**Required task**
Locate each line with the string "this" in the listing below and copy it.
-- START OF Exercise input --
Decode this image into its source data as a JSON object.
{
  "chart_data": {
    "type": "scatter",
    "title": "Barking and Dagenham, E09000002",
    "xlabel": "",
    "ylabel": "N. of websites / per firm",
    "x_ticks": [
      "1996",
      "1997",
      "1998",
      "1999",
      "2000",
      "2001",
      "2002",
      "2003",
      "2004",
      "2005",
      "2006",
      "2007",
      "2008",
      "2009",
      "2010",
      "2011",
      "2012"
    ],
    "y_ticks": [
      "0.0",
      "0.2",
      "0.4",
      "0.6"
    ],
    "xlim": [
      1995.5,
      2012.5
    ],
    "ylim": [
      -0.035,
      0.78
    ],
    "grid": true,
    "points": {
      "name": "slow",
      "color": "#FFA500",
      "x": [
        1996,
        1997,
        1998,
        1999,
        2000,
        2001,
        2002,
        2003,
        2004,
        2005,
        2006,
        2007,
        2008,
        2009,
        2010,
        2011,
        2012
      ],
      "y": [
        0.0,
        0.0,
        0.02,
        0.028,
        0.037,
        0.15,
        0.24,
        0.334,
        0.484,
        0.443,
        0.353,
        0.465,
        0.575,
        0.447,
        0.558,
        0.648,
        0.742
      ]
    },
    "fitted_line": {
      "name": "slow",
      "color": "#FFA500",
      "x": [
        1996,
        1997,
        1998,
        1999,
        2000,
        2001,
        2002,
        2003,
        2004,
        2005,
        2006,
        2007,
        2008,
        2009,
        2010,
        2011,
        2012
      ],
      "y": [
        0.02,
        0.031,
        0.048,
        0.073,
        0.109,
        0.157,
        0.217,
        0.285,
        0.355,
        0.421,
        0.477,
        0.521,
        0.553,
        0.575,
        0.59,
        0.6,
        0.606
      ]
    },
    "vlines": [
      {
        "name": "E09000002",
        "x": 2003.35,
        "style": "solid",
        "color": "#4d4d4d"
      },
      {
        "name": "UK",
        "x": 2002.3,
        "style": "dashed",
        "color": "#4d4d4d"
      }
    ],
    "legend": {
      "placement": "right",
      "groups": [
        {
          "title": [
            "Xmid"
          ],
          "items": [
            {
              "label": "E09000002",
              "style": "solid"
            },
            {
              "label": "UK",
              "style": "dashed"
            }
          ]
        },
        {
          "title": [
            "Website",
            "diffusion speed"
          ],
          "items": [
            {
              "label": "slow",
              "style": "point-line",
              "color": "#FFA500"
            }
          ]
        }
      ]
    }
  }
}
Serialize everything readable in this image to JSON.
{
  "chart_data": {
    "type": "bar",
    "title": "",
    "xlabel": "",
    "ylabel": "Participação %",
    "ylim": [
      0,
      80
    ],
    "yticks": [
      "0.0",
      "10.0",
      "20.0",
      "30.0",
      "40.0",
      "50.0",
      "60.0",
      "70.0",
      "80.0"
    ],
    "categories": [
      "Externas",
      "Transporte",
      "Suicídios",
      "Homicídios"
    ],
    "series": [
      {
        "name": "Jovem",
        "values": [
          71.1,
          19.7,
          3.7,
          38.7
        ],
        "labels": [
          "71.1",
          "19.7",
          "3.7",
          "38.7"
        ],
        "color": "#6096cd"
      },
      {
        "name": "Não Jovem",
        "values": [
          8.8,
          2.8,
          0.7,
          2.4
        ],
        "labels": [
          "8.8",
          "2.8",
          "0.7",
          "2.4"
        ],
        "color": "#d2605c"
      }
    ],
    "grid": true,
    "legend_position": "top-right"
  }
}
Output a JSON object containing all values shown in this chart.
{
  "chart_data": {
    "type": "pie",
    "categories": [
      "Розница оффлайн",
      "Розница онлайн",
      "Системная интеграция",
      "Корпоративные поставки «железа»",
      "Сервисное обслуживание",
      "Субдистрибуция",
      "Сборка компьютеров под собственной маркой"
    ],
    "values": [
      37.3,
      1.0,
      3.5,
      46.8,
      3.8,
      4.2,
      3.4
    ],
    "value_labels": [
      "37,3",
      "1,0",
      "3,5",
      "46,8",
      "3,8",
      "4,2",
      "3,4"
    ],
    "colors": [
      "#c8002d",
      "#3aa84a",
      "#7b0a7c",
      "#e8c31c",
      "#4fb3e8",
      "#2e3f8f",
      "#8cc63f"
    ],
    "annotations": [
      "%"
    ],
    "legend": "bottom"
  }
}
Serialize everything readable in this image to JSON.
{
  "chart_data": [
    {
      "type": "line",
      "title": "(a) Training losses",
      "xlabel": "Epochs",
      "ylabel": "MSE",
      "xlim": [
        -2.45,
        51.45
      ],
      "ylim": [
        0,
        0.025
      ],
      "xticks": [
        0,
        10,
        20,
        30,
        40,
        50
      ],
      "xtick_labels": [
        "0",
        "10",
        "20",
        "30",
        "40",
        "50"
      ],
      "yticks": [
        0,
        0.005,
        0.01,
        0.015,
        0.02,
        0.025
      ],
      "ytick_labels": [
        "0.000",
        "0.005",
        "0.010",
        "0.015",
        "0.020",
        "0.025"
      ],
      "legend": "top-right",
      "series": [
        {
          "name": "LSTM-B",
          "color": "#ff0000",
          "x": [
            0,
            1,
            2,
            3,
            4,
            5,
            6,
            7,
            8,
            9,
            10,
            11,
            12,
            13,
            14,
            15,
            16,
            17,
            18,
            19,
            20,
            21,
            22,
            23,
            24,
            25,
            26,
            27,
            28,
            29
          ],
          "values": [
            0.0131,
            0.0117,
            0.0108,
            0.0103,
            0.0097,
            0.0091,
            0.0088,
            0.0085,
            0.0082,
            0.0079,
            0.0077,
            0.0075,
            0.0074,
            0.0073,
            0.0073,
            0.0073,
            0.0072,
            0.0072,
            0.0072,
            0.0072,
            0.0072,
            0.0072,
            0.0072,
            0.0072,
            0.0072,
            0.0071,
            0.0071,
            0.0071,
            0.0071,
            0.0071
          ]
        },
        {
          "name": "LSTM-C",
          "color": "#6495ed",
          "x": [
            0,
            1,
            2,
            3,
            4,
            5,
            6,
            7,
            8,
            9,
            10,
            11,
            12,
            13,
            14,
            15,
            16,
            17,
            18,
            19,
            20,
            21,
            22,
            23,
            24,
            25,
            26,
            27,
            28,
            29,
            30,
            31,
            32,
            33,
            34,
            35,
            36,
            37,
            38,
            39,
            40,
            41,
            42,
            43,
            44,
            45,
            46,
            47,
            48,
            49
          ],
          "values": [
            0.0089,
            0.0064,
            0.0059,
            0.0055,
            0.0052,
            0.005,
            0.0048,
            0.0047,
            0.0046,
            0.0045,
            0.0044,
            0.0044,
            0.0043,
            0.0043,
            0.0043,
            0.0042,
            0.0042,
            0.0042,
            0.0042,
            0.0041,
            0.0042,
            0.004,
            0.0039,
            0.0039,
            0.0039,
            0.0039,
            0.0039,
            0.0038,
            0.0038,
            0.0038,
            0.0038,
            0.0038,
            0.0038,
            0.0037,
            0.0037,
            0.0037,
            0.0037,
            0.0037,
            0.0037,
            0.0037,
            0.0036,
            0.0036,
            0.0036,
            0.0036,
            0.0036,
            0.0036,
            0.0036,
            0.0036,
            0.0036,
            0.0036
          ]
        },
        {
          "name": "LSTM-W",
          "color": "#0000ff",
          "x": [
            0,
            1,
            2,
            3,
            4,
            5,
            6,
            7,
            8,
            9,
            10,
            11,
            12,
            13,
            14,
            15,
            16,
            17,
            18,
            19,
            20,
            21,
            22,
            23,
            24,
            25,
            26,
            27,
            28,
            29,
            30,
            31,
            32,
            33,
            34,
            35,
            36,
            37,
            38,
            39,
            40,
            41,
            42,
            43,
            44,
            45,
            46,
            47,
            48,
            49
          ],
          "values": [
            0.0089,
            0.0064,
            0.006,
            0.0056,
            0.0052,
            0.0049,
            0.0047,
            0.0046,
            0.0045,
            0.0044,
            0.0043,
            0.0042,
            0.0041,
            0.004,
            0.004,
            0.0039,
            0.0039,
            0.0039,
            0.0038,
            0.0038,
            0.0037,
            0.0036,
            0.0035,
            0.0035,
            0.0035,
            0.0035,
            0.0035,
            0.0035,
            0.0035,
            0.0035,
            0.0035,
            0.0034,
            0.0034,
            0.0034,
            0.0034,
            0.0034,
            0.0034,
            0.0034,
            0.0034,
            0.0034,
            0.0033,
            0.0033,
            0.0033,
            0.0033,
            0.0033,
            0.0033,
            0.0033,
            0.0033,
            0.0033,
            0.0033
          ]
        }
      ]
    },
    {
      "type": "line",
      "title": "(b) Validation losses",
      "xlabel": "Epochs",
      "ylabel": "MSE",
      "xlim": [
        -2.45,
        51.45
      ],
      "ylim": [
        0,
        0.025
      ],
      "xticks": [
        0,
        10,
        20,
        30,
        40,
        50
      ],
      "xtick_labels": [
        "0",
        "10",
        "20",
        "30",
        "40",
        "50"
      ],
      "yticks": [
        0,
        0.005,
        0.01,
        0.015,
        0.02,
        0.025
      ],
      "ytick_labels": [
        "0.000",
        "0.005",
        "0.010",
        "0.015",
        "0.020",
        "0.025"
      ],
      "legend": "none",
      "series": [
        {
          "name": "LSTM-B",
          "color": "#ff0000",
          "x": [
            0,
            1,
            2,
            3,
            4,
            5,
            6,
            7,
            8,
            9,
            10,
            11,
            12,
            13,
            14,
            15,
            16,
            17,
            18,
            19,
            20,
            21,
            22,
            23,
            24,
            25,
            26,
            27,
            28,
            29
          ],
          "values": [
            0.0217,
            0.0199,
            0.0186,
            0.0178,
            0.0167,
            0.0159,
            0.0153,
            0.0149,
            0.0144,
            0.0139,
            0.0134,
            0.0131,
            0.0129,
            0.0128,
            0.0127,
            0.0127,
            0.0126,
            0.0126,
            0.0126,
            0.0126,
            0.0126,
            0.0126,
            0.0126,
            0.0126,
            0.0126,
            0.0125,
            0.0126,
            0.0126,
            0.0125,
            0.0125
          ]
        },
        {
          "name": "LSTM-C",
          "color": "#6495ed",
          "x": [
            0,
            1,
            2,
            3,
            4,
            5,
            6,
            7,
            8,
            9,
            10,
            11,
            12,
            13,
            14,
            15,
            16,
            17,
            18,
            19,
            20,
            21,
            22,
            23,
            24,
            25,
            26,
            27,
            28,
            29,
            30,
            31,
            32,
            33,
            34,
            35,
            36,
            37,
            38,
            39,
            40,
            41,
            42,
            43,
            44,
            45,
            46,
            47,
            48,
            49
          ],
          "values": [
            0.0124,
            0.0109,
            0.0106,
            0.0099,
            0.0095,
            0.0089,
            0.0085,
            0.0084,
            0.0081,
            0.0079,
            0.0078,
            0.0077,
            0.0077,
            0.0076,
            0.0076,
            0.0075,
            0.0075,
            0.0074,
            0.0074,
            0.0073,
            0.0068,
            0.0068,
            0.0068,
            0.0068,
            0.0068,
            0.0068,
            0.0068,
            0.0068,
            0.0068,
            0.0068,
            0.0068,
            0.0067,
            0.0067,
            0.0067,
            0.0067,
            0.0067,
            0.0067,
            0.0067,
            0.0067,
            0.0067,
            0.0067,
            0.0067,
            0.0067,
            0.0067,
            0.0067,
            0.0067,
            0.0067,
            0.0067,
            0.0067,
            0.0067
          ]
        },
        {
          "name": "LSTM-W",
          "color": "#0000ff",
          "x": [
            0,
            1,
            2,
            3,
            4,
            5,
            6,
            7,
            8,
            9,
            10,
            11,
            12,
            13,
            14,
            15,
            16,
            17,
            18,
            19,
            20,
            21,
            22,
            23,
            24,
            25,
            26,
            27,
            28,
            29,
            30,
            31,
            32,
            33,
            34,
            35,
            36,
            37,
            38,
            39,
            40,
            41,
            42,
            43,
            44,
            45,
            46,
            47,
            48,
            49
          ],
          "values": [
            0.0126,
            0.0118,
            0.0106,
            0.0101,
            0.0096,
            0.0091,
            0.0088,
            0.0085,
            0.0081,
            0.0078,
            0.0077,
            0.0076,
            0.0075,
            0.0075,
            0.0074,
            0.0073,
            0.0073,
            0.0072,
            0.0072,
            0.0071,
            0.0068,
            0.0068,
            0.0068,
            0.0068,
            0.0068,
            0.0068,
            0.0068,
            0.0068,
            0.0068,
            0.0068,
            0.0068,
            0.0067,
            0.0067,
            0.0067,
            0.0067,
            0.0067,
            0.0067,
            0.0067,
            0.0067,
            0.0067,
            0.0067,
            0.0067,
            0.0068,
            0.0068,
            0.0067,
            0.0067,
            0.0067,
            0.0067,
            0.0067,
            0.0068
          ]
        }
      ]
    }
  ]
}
-- END OF Exercise input --
**Task result**
Decode this image into its source data as a JSON object.
Serialize everything readable in this image to JSON.
Output a JSON object containing all values shown in this chart.
Serialize everything readable in this image to JSON.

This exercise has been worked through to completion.